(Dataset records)
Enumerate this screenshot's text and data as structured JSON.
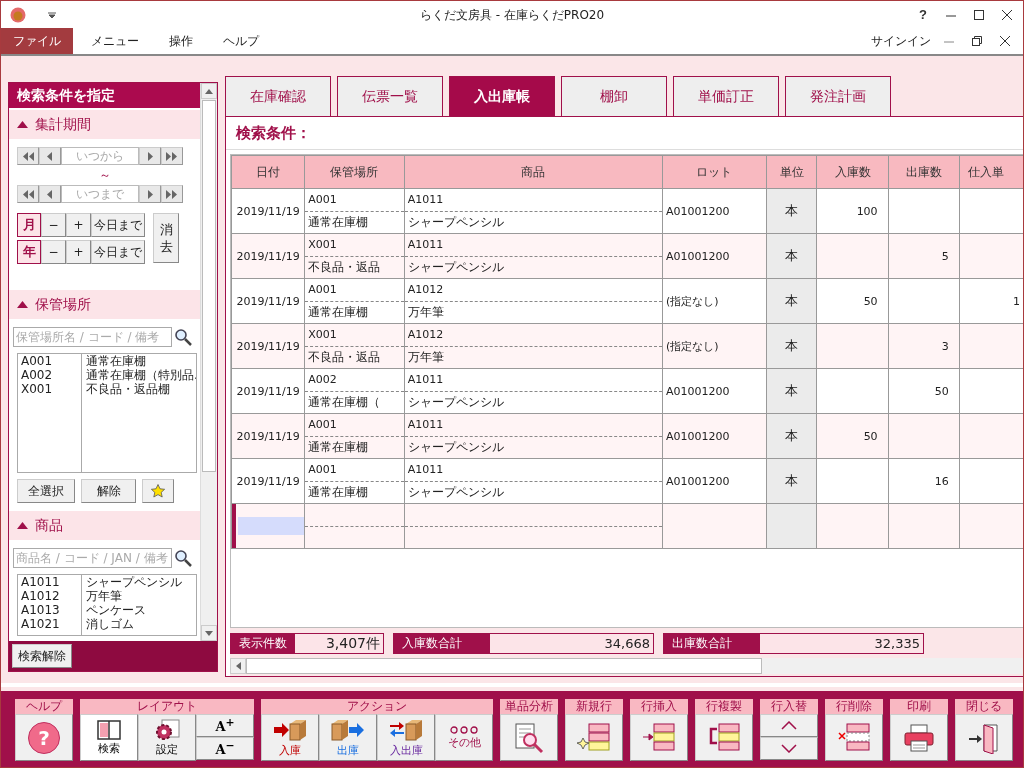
{
  "window": {
    "title": "らくだ文房具 - 在庫らくだPRO20",
    "help": "?",
    "signin": "サインイン"
  },
  "menu": [
    {
      "label": "ファイル",
      "selected": true
    },
    {
      "label": "メニュー",
      "selected": false
    },
    {
      "label": "操作",
      "selected": false
    },
    {
      "label": "ヘルプ",
      "selected": false
    }
  ],
  "sidebar": {
    "title": "検索条件を指定",
    "period": {
      "title": "集計期間",
      "expanded": true,
      "from_placeholder": "いつから",
      "separator": "～",
      "to_placeholder": "いつまで",
      "steps": [
        {
          "unit": "月",
          "minus": "−",
          "plus": "+",
          "today": "今日まで"
        },
        {
          "unit": "年",
          "minus": "−",
          "plus": "+",
          "today": "今日まで"
        }
      ],
      "clear": "消去"
    },
    "locations": {
      "title": "保管場所",
      "expanded": true,
      "placeholder": "保管場所名 / コード / 備考",
      "items": [
        {
          "code": "A001",
          "name": "通常在庫棚"
        },
        {
          "code": "A002",
          "name": "通常在庫棚（特別品."
        },
        {
          "code": "X001",
          "name": "不良品・返品棚"
        }
      ],
      "buttons": [
        "全選択",
        "解除"
      ]
    },
    "products": {
      "title": "商品",
      "expanded": true,
      "placeholder": "商品名 / コード / JAN / 備考",
      "items": [
        {
          "code": "A1011",
          "name": "シャープペンシル"
        },
        {
          "code": "A1012",
          "name": "万年筆"
        },
        {
          "code": "A1013",
          "name": "ペンケース"
        },
        {
          "code": "A1021",
          "name": "消しゴム"
        }
      ]
    },
    "reset": "検索解除"
  },
  "tabs": [
    {
      "label": "在庫確認",
      "selected": false
    },
    {
      "label": "伝票一覧",
      "selected": false
    },
    {
      "label": "入出庫帳",
      "selected": true
    },
    {
      "label": "棚卸",
      "selected": false
    },
    {
      "label": "単価訂正",
      "selected": false
    },
    {
      "label": "発注計画",
      "selected": false
    }
  ],
  "search_conditions": "検索条件：",
  "table": {
    "columns": [
      "日付",
      "保管場所",
      "商品",
      "ロット",
      "単位",
      "入庫数",
      "出庫数",
      "仕入単"
    ],
    "rows": [
      {
        "date": "2019/11/19",
        "location_code": "A001",
        "location_name": "通常在庫棚",
        "product_code": "A1011",
        "product_name": "シャープペンシル",
        "lot": "A01001200",
        "unit": "本",
        "in": "100",
        "selected": false
      },
      {
        "date": "2019/11/19",
        "location_code": "X001",
        "location_name": "不良品・返品",
        "product_code": "A1011",
        "product_name": "シャープペンシル",
        "lot": "A01001200",
        "unit": "本",
        "out": "5",
        "selected": false
      },
      {
        "date": "2019/11/19",
        "location_code": "A001",
        "location_name": "通常在庫棚",
        "product_code": "A1012",
        "product_name": "万年筆",
        "lot": "(指定なし)",
        "unit": "本",
        "in": "50",
        "column_8": "1",
        "selected": false
      },
      {
        "date": "2019/11/19",
        "location_code": "X001",
        "location_name": "不良品・返品",
        "product_code": "A1012",
        "product_name": "万年筆",
        "lot": "(指定なし)",
        "unit": "本",
        "out": "3",
        "selected": false
      },
      {
        "date": "2019/11/19",
        "location_code": "A002",
        "location_name": "通常在庫棚（",
        "product_code": "A1011",
        "product_name": "シャープペンシル",
        "lot": "A01001200",
        "unit": "本",
        "out": "50",
        "selected": false
      },
      {
        "date": "2019/11/19",
        "location_code": "A001",
        "location_name": "通常在庫棚",
        "product_code": "A1011",
        "product_name": "シャープペンシル",
        "lot": "A01001200",
        "unit": "本",
        "in": "50",
        "selected": false
      },
      {
        "date": "2019/11/19",
        "location_code": "A001",
        "location_name": "通常在庫棚",
        "product_code": "A1011",
        "product_name": "シャープペンシル",
        "lot": "A01001200",
        "unit": "本",
        "out": "16",
        "selected": false
      }
    ],
    "new_row": {
      "selected": true
    }
  },
  "summary": [
    {
      "label": "表示件数",
      "value": "3,407件"
    },
    {
      "label": "入庫数合計",
      "value": "34,668"
    },
    {
      "label": "出庫数合計",
      "value": "32,335"
    }
  ],
  "toolbar": [
    {
      "label": "ヘルプ",
      "buttons": [
        {
          "kind": "help",
          "label": "?"
        }
      ]
    },
    {
      "label": "レイアウト",
      "buttons": [
        {
          "kind": "panel",
          "label": "検索",
          "selected": true
        },
        {
          "kind": "gear",
          "label": "設定",
          "selected": false
        },
        {
          "kind": "font",
          "big": "A$^{+}$",
          "small": "A$^{−}$"
        }
      ]
    },
    {
      "label": "アクション",
      "buttons": [
        {
          "kind": "receive",
          "label": "入庫"
        },
        {
          "kind": "ship",
          "label": "出庫"
        },
        {
          "kind": "transfer",
          "label": "入出庫"
        },
        {
          "kind": "more",
          "label": "その他"
        }
      ]
    },
    {
      "label": "単品分析",
      "buttons": [
        {
          "kind": "analyze"
        }
      ]
    },
    {
      "label": "新規行",
      "buttons": [
        {
          "kind": "newrow"
        }
      ]
    },
    {
      "label": "行挿入",
      "buttons": [
        {
          "kind": "insert"
        }
      ]
    },
    {
      "label": "行複製",
      "buttons": [
        {
          "kind": "duplicate"
        }
      ]
    },
    {
      "label": "行入替",
      "buttons": [
        {
          "kind": "swap"
        }
      ]
    },
    {
      "label": "行削除",
      "buttons": [
        {
          "kind": "delete"
        }
      ]
    },
    {
      "label": "印刷",
      "buttons": [
        {
          "kind": "print"
        }
      ]
    },
    {
      "label": "閉じる",
      "buttons": [
        {
          "kind": "exit"
        }
      ]
    }
  ]
}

Set task -
Find how many of the lines above have the word "value" in them. State only that number.

Result -
3